┌─ DATASET ROWS

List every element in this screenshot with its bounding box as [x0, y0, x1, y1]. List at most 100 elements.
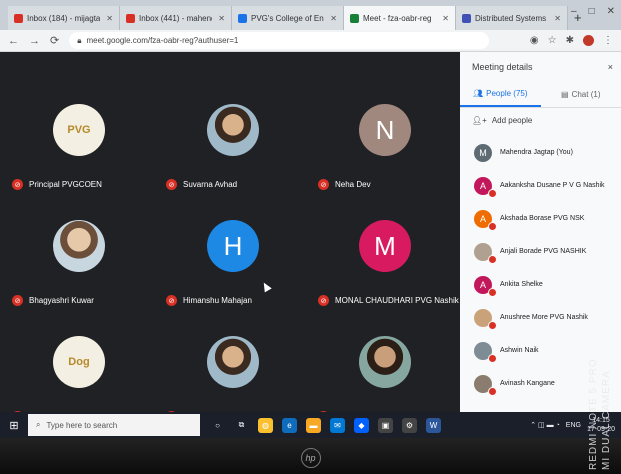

└─
┌─ DATASET ROWS

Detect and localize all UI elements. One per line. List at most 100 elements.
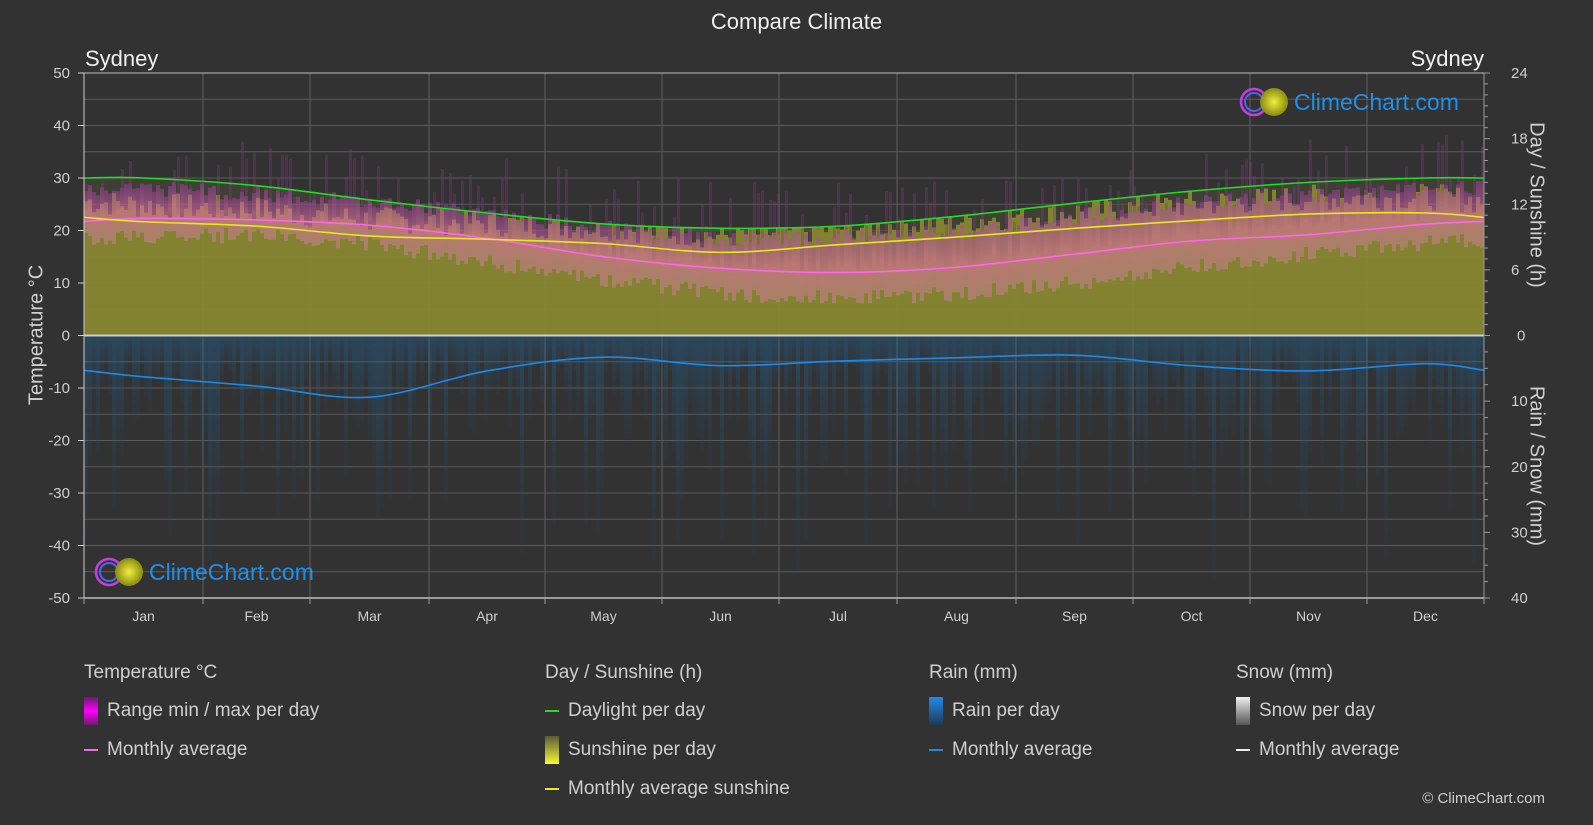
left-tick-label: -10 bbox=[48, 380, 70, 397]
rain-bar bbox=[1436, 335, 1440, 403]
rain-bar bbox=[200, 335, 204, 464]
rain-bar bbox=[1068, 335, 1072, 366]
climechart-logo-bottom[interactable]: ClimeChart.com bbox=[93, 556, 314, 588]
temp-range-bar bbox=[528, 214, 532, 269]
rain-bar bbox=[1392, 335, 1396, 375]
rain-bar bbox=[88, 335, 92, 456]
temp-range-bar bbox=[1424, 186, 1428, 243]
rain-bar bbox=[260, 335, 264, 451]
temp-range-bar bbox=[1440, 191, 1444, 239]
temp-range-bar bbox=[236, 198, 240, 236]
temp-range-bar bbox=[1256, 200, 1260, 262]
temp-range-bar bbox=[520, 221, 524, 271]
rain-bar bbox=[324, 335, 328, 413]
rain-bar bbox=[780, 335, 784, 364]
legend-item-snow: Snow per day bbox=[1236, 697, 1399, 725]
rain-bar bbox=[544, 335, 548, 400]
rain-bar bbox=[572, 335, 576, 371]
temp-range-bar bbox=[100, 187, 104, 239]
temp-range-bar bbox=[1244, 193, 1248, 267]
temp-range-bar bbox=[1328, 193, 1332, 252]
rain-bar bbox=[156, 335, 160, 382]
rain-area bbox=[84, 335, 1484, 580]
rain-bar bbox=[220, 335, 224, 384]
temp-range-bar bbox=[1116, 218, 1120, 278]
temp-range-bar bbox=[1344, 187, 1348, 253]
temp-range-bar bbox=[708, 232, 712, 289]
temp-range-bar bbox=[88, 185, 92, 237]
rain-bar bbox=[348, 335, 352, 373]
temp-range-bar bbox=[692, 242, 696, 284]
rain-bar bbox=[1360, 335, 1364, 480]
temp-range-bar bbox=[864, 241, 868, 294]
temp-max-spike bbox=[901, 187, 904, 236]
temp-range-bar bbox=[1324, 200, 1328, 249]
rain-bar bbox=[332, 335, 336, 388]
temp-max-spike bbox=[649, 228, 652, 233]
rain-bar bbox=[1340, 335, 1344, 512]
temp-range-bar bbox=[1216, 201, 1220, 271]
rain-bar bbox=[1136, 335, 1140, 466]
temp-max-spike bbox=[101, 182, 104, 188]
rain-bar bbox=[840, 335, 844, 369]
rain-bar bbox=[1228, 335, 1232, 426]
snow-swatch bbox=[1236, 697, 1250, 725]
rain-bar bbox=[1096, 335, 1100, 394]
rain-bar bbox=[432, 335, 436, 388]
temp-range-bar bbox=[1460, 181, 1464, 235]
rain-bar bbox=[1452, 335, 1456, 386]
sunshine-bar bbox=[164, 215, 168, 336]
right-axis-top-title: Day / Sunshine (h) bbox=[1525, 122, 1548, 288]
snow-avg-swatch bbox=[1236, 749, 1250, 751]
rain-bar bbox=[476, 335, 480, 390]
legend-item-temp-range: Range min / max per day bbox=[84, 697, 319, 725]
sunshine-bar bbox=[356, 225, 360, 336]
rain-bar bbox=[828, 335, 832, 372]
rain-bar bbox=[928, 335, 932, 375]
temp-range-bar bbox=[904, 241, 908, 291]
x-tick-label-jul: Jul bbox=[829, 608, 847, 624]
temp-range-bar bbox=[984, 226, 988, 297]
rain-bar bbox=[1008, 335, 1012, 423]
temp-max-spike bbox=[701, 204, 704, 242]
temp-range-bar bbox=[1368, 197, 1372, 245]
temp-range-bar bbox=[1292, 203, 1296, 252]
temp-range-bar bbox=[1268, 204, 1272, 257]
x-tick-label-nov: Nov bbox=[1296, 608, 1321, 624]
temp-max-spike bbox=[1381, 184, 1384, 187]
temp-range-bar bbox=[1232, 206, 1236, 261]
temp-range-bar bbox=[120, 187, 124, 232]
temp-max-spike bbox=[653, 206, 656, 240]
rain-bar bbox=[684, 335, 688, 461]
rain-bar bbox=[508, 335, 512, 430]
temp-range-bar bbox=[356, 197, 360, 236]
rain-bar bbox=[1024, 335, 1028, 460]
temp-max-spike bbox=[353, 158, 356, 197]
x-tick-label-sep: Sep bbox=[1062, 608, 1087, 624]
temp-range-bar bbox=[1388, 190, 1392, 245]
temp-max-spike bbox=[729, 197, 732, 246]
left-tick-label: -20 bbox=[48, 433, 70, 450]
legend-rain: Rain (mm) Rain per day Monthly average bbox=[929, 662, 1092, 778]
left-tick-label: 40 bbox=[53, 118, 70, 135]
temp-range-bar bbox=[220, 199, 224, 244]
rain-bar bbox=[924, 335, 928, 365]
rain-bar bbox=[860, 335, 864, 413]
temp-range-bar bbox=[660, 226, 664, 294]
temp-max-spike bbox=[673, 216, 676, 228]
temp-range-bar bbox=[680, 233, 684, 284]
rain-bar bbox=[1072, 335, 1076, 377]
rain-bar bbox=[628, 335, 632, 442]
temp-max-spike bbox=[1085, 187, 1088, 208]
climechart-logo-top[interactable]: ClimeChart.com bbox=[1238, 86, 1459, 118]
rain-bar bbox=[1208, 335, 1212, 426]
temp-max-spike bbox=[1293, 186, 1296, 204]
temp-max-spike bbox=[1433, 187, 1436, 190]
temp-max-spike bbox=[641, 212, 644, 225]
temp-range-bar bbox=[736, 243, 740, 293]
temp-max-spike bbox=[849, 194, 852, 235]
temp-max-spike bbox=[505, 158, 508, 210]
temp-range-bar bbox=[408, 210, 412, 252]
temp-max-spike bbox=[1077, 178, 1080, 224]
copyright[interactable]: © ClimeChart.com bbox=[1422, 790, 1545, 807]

└─

PROBLEM TO WORK ON:
Please update the lines starting with the one that contains "Detect and localize" and going on through the one that contains "rain-bar bbox=[476, 335, 480, 390]", replacing "temp-range-bar" with "temperature-range-bar" and keeping everything else unchanged. Leave the pictures out of your answer.

EXERCISE SOLUTION:
Detect and localize all UI elements. One per line. List at most 100 elements.
left-tick-label: -10 bbox=[48, 380, 70, 397]
rain-bar bbox=[1436, 335, 1440, 403]
rain-bar bbox=[200, 335, 204, 464]
rain-bar bbox=[1068, 335, 1072, 366]
climechart-logo-bottom[interactable]: ClimeChart.com bbox=[93, 556, 314, 588]
temperature-range-bar bbox=[528, 214, 532, 269]
rain-bar bbox=[1392, 335, 1396, 375]
rain-bar bbox=[88, 335, 92, 456]
temperature-range-bar bbox=[1424, 186, 1428, 243]
rain-bar bbox=[260, 335, 264, 451]
temperature-range-bar bbox=[1440, 191, 1444, 239]
temperature-range-bar bbox=[236, 198, 240, 236]
temperature-range-bar bbox=[1256, 200, 1260, 262]
temperature-range-bar bbox=[520, 221, 524, 271]
rain-bar bbox=[324, 335, 328, 413]
rain-bar bbox=[780, 335, 784, 364]
legend-item-snow: Snow per day bbox=[1236, 697, 1399, 725]
rain-bar bbox=[544, 335, 548, 400]
rain-bar bbox=[572, 335, 576, 371]
temperature-range-bar bbox=[100, 187, 104, 239]
temperature-range-bar bbox=[1244, 193, 1248, 267]
temperature-range-bar bbox=[1328, 193, 1332, 252]
rain-bar bbox=[156, 335, 160, 382]
rain-area bbox=[84, 335, 1484, 580]
rain-bar bbox=[220, 335, 224, 384]
temperature-range-bar bbox=[1116, 218, 1120, 278]
temperature-range-bar bbox=[1344, 187, 1348, 253]
temperature-range-bar bbox=[708, 232, 712, 289]
temperature-range-bar bbox=[88, 185, 92, 237]
rain-bar bbox=[348, 335, 352, 373]
temperature-range-bar bbox=[692, 242, 696, 284]
rain-bar bbox=[1360, 335, 1364, 480]
temperature-range-bar bbox=[864, 241, 868, 294]
temp-max-spike bbox=[901, 187, 904, 236]
temperature-range-bar bbox=[1324, 200, 1328, 249]
rain-bar bbox=[332, 335, 336, 388]
temp-max-spike bbox=[649, 228, 652, 233]
rain-bar bbox=[1340, 335, 1344, 512]
temperature-range-bar bbox=[1216, 201, 1220, 271]
rain-bar bbox=[1136, 335, 1140, 466]
temp-max-spike bbox=[101, 182, 104, 188]
rain-bar bbox=[840, 335, 844, 369]
rain-bar bbox=[1228, 335, 1232, 426]
snow-swatch bbox=[1236, 697, 1250, 725]
rain-bar bbox=[1096, 335, 1100, 394]
rain-bar bbox=[432, 335, 436, 388]
temperature-range-bar bbox=[1460, 181, 1464, 235]
rain-bar bbox=[1452, 335, 1456, 386]
sunshine-bar bbox=[164, 215, 168, 336]
right-axis-top-title: Day / Sunshine (h) bbox=[1525, 122, 1548, 288]
snow-avg-swatch bbox=[1236, 749, 1250, 751]
rain-bar bbox=[476, 335, 480, 390]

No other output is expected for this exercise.